In general, the present invention is primarily directed to the novel construction of linkage mechanisms 24. Although a more detailed description of the mechanical structure and operation of dual leg rest assembly 20 will be provided in the following paragraphs, a brief overview of its operation is warranted. Initially when an occupant of chair 10 pulls upwardly on handle 22 with a counter-clockwise rotation, the resulting rotation of drive rod 23 causes linkage mechanisms 24 to be urged forwardly toward a protracted position (FIGS. 2, 4 and 5). To stow leg rest assembly 20, the seat occupant simply pushes downwardly on handle 22 in a clockwise direction which, in turn, causes linkage mechanisms 24 to move toward a fully retracted position (FIGS. 1 and 3). Alternatively, the seat occupant may, for certain recliners, simply apply a downward force with his feet on primary leg rest panel 26 which, in turn, causes linkage mechanisms 24 to retract. Typically, a spring-biased toggle mechanism (not shown) is provided which acts on the actuation mechanism and/or linkage mechanisms 24 for assisting in fully extending and retracting linkage mechanisms 24 and, in turn, leg rest panels 26 and 28.
With particular reference now to FIGS. 3 through 5, the functional and structural aspects of the components associated with dual leg rest assembly 20 will be described with greater detail. As will be appreciated, while only one linkage mechanism 24 is shown, a substantially identical linkage mechanism is provided on the opposite lateral side of chair 10. Accordingly, each linkage mechanism 24 includes a primary linkage assembly 30 for causing extensible movement of primary leg rest panel 26 and a secondary or mid-ottoman linkage assembly 32 for causing concurrent and coordinated movement of secondary leg rest panel 28. As will be detailed, secondary linkage assembly 32 is operatively supported from primary linkage assembly 30 for articulated movement in response to movement of primary linkage assembly 30.
□ □ □
TASK SET:
**1)** Answer these questions about the passage on the recliner leg rest linkage:
(a) In which direction does the seat occupant push handle 22 to stow leg rest assembly 20?
(b) What is typically provided to help fully extend and retract linkage mechanisms 24?
(c) From which assembly is secondary linkage assembly 32 operatively supported?
**2)** Write what comes next in the passage on the recliner leg rest linkage, starting after its last sentence.

(Source data)
□ □ □
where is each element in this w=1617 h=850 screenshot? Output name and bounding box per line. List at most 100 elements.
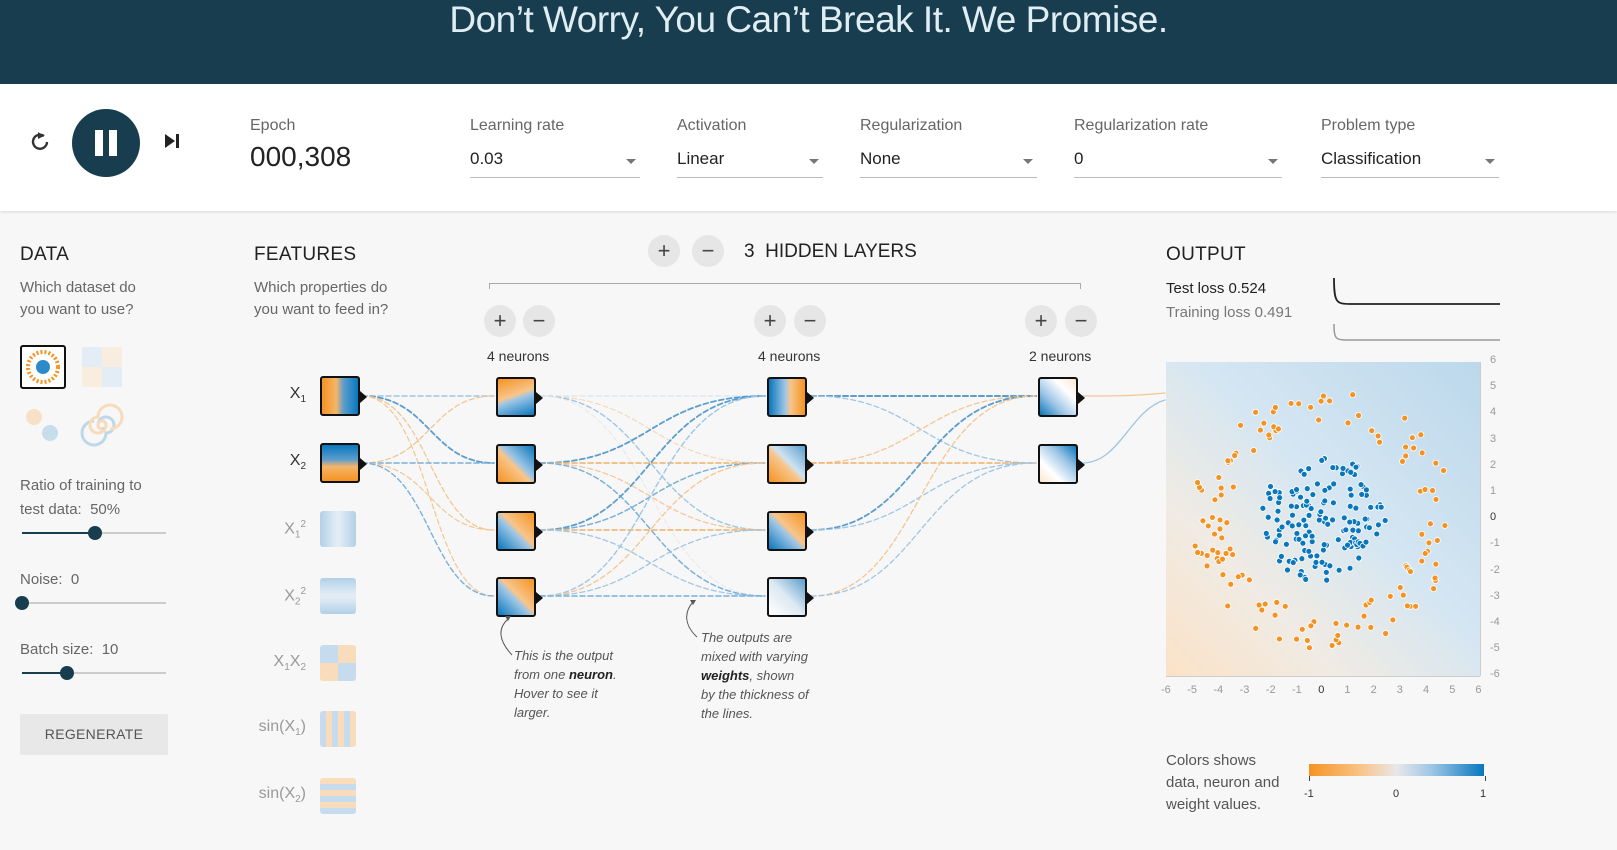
- scatter-point-blue: [1358, 491, 1366, 498]
- scatter-point-orange: [1440, 467, 1447, 474]
- scatter-point-blue: [1314, 480, 1321, 488]
- x-tick-label: -6: [1161, 684, 1171, 696]
- scatter-point-orange: [1275, 425, 1282, 433]
- scatter-point-orange: [1215, 474, 1223, 481]
- scatter-point-orange: [1429, 487, 1436, 494]
- scatter-point-orange: [1234, 573, 1242, 581]
- scatter-point-orange: [1386, 592, 1394, 600]
- scatter-point-orange: [1191, 542, 1199, 550]
- scatter-point-blue: [1354, 527, 1362, 535]
- scatter-point-orange: [1334, 632, 1342, 639]
- scatter-point-orange: [1194, 479, 1201, 486]
- scatter-point-orange: [1219, 555, 1226, 563]
- scatter-point-orange: [1272, 403, 1279, 411]
- scatter-point-blue: [1313, 552, 1321, 560]
- scatter-point-orange: [1260, 419, 1268, 427]
- output-heading: OUTPUT: [1166, 244, 1246, 265]
- x-tick-label: 0: [1318, 684, 1325, 696]
- scatter-point-blue: [1357, 481, 1365, 488]
- legend-mid: 0: [1393, 788, 1400, 800]
- scatter-point-blue: [1259, 504, 1267, 512]
- scatter-point-orange: [1431, 574, 1439, 582]
- legend-max: 1: [1480, 788, 1487, 800]
- scatter-point-orange: [1261, 600, 1269, 608]
- scatter-point-orange: [1211, 496, 1219, 504]
- scatter-point-blue: [1373, 530, 1381, 538]
- scatter-point-blue: [1284, 566, 1291, 574]
- scatter-point-blue: [1320, 541, 1328, 549]
- scatter-point-blue: [1326, 562, 1334, 570]
- scatter-point-orange: [1231, 452, 1239, 459]
- scatter-point-blue: [1334, 536, 1342, 544]
- scatter-point-blue: [1330, 480, 1338, 488]
- legend-min: -1: [1304, 788, 1314, 800]
- scatter-point-orange: [1349, 391, 1357, 399]
- loss-chart: [1333, 277, 1500, 341]
- neuron-output-note: This is the output from one neuron. Hove…: [514, 646, 644, 722]
- scatter-point-orange: [1320, 392, 1327, 400]
- scatter-point-blue: [1317, 508, 1325, 516]
- scatter-point-blue: [1349, 526, 1357, 534]
- scatter-point-blue: [1363, 486, 1370, 494]
- scatter-point-blue: [1335, 566, 1343, 574]
- scatter-point-blue: [1355, 554, 1363, 562]
- scatter-point-blue: [1318, 457, 1326, 464]
- scatter-point-orange: [1433, 537, 1441, 544]
- scatter-point-orange: [1250, 447, 1258, 454]
- scatter-point-blue: [1266, 495, 1274, 502]
- scatter-point-orange: [1237, 421, 1244, 429]
- y-tick-label: -1: [1490, 537, 1500, 550]
- scatter-point-blue: [1296, 571, 1304, 579]
- x-tick-label: 6: [1475, 684, 1482, 696]
- color-scale-bar: [1309, 764, 1484, 776]
- scatter-point-blue: [1282, 540, 1290, 548]
- scatter-point-orange: [1211, 530, 1218, 538]
- scatter-point-blue: [1275, 531, 1283, 539]
- scatter-point-orange: [1399, 591, 1407, 599]
- scatter-point-blue: [1262, 529, 1270, 537]
- scatter-point-blue: [1321, 497, 1329, 505]
- scatter-point-orange: [1226, 545, 1234, 553]
- scatter-point-orange: [1374, 432, 1382, 440]
- scatter-point-blue: [1300, 516, 1308, 524]
- scatter-point-orange: [1223, 519, 1231, 527]
- scatter-point-blue: [1302, 532, 1309, 540]
- scatter-point-orange: [1224, 602, 1232, 610]
- scatter-point-blue: [1375, 521, 1382, 529]
- scatter-point-orange: [1344, 419, 1352, 427]
- scatter-point-orange: [1402, 452, 1410, 460]
- scatter-point-orange: [1412, 602, 1420, 610]
- scatter-point-orange: [1407, 568, 1414, 575]
- note-text-bold: neuron: [568, 667, 613, 682]
- scatter-point-blue: [1278, 552, 1285, 560]
- scatter-point-blue: [1352, 504, 1360, 512]
- scatter-point-orange: [1265, 431, 1273, 439]
- scatter-point-blue: [1312, 558, 1320, 566]
- scatter-point-blue: [1347, 491, 1355, 499]
- scatter-point-blue: [1346, 518, 1354, 526]
- scatter-point-blue: [1322, 568, 1330, 576]
- scatter-point-blue: [1299, 539, 1307, 547]
- y-tick-label: -5: [1490, 642, 1500, 655]
- scatter-plot: [1191, 391, 1449, 652]
- scatter-point-blue: [1289, 559, 1297, 566]
- scatter-point-orange: [1418, 449, 1426, 457]
- scatter-point-orange: [1408, 434, 1416, 442]
- scatter-point-blue: [1293, 486, 1300, 493]
- scatter-point-orange: [1367, 596, 1375, 604]
- y-tick-label: 0: [1490, 511, 1497, 524]
- y-tick-label: -6: [1490, 668, 1500, 681]
- scatter-point-blue: [1271, 488, 1279, 495]
- scatter-point-orange: [1441, 522, 1449, 529]
- y-tick-label: 2: [1490, 458, 1497, 471]
- scatter-point-orange: [1432, 459, 1440, 467]
- scatter-point-blue: [1342, 526, 1350, 534]
- scatter-point-blue: [1330, 499, 1337, 507]
- scatter-point-orange: [1252, 624, 1260, 632]
- scatter-point-orange: [1389, 616, 1397, 624]
- x-tick-label: -1: [1292, 684, 1302, 696]
- scatter-point-orange: [1382, 630, 1389, 637]
- scatter-point-orange: [1430, 585, 1437, 593]
- scatter-point-orange: [1271, 611, 1279, 619]
- scatter-point-orange: [1401, 414, 1409, 422]
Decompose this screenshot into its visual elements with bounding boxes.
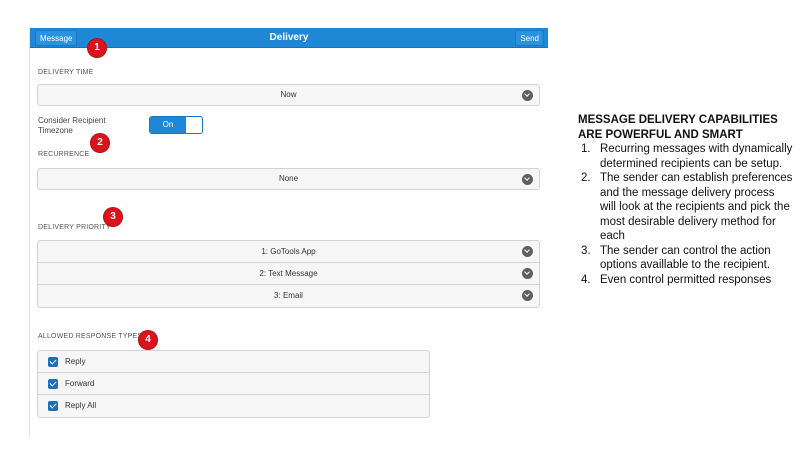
□ □ □
ANSWERS PROVIDED:
**1)**
(a) Downward, in a clockwise direction.
(b) A spring-biased toggle mechanism.
(c) Primary linkage assembly 30.

**2)**
Primary linkage assembly 30 includes an angled bracket 34 secured via suitable fasteners to one lateral edge of a rigid frame board 36 associated with primary leg rest panel 26. As such, frame board 36 is pivotably connected at a rear pivot 38 and a front pivot 40 to one end of an elongated rear board link 42 and a shorter front board link 44, respectively, of linkage mechanism 24. The opposite end of front board link 44 is pivoted at 46 to one end of a connector link 48 which, in turn, is centrally pivoted at 50 to an enlarged segment 52 of rear board link 42. In addition, the opposite end of connector link 48 is pivoted at 54 to the top end of a long support link 56. Similarly, the opposite end of rear board link 42 is pivoted at 58 to one end of a curved swing link 60 which is pivoted at a central pivot 62 to an intermediate segment of long support link 56. The other end of curved swing link 60 is journally supported from a front support shaft 64 for rotation about a pivot 66. In the embodiment shown, support shaft 64 is non-rotatably fixed to opposite side frame portions of chair frame 12 to act as a rigid upper cross rail member. While not shown, suitable clips are also provided for maintaining the desired lateral spacing between the pair of linkage mechanisms 24 on support shaft 64.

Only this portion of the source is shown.